#### Study text
┄┄┄┄┄┄┄┄┄┄┄┄┄┄┄┄┄┄┄┄

Purification, partial characterization, and covalent immobilization–stabilization of an extracellular α-amylase from Aspergillus niveus

Abstract

An extracellular amylase secreted by Aspergillus niveus was purified using DEAE fractogel ion exchange chromatography and Sephacryl S-200 gel filtration. The purified protein migrated as a single band in 5% polyacrylamide gel electrophoresis (PAGE) and 10% sodium dodecyl sulfate (SDS-PAGE). The enzyme exhibited 4.5% carbohydrate content, 6.6 isoelectric point, and 60 and 52kDa molar mass estimated by SDS-PAGE and Bio-Sil-Sec-400 gel filtration column, respectively. The amylase efficiently hydrolyzed glycogen, amylose, and amylopectin. The end-products formed after 24h of starch hydrolysis, analyzed by thin layer chromatography, were maltose, maltotriose, maltotetraose, and maltopentaose, which classified the studied amylase as an α-amylase. Thermal stability of the α-amylase was improved by covalent immobilization on glyoxyl agarose (half-life of 169min, at 70°C). On the other hand, the free α-amylase showed a half-life of 20min at the same temperature. The optima of pH and temperature were 6.0 and 65°C for both free and immobilized forms.

┄┄┄┄┄┄┄┄┄┄┄┄┄┄┄┄┄┄┄┄

#### Source information
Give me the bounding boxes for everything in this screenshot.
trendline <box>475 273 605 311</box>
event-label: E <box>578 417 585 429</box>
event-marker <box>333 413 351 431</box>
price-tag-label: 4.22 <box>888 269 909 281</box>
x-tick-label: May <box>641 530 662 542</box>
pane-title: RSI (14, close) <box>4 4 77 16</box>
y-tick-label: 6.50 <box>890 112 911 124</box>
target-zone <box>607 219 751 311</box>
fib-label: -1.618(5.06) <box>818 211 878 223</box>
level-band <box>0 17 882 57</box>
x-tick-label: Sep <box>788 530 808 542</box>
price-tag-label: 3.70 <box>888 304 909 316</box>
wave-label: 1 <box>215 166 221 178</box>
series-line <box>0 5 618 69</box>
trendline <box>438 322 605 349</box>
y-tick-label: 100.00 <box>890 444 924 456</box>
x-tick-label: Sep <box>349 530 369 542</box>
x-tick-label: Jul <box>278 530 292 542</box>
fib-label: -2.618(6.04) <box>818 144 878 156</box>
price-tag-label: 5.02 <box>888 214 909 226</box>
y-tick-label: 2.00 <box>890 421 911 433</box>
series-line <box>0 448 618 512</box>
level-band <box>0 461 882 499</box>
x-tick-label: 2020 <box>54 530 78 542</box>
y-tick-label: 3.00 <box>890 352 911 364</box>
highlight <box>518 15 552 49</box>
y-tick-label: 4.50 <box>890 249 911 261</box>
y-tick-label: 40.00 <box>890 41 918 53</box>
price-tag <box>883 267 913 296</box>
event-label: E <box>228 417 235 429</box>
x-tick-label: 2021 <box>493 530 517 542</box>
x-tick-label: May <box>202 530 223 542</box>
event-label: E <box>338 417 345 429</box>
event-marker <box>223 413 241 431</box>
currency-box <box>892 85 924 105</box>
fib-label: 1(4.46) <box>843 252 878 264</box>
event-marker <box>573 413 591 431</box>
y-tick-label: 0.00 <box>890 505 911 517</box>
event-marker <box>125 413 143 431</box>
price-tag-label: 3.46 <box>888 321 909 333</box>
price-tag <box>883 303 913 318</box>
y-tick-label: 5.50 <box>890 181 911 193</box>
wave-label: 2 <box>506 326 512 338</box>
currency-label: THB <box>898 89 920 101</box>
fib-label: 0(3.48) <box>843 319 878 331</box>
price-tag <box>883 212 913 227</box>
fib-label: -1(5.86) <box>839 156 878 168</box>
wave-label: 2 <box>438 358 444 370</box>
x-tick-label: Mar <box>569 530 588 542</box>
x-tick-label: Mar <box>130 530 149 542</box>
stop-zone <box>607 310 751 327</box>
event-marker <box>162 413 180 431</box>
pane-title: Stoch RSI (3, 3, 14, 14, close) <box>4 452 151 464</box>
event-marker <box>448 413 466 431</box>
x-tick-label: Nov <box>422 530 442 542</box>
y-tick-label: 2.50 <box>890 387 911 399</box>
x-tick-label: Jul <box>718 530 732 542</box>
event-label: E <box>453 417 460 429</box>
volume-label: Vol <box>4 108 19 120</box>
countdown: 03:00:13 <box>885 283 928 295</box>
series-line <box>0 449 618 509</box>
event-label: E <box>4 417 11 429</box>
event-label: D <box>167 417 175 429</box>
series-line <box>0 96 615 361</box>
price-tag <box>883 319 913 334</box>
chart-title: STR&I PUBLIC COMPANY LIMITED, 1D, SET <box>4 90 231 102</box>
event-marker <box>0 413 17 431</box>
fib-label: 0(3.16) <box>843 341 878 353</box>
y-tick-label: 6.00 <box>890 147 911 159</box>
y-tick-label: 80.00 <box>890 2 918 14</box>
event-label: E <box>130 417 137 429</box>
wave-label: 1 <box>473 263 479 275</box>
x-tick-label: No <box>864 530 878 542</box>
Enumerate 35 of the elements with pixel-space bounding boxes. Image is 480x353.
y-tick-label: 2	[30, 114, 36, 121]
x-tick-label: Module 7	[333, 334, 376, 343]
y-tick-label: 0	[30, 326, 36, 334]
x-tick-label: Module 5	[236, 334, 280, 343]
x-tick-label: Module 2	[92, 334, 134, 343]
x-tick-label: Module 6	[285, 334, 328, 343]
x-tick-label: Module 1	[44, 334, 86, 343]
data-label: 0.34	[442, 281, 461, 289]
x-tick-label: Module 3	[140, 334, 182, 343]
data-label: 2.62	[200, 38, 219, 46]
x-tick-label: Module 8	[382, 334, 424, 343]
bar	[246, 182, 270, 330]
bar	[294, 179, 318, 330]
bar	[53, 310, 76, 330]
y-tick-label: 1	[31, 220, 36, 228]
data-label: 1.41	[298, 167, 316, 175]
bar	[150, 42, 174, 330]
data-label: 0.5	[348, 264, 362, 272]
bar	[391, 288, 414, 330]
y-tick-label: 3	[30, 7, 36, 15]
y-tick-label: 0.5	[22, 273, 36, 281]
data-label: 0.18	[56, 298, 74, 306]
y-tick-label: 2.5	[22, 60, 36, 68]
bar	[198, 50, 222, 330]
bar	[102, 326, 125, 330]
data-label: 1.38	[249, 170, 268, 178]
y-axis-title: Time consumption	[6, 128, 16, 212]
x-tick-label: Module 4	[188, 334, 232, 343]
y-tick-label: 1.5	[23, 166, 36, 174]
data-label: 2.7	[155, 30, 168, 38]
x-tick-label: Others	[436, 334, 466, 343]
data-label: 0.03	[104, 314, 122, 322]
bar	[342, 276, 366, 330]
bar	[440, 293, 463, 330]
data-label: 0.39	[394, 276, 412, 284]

┄┄┄┄┄┄┄┄┄┄┄┄┄┄┄┄┄┄┄┄

#### Work task 1
In the amylase abstract, which end-products of starch hydrolysis were detected by thin layer chromatography after 24h?
#### Work task 2
How would you translate this sentence from the amylase abstract into Spanish: "The amylase efficiently hydrolyzed glycogen, amylose, and amylopectin."

#### Task result 1
Maltose, maltotriose, maltotetraose, and maltopentaose.

#### Task result 2
La amilasa hidrolizó eficientemente el glucógeno, la amilosa y la amilopectina.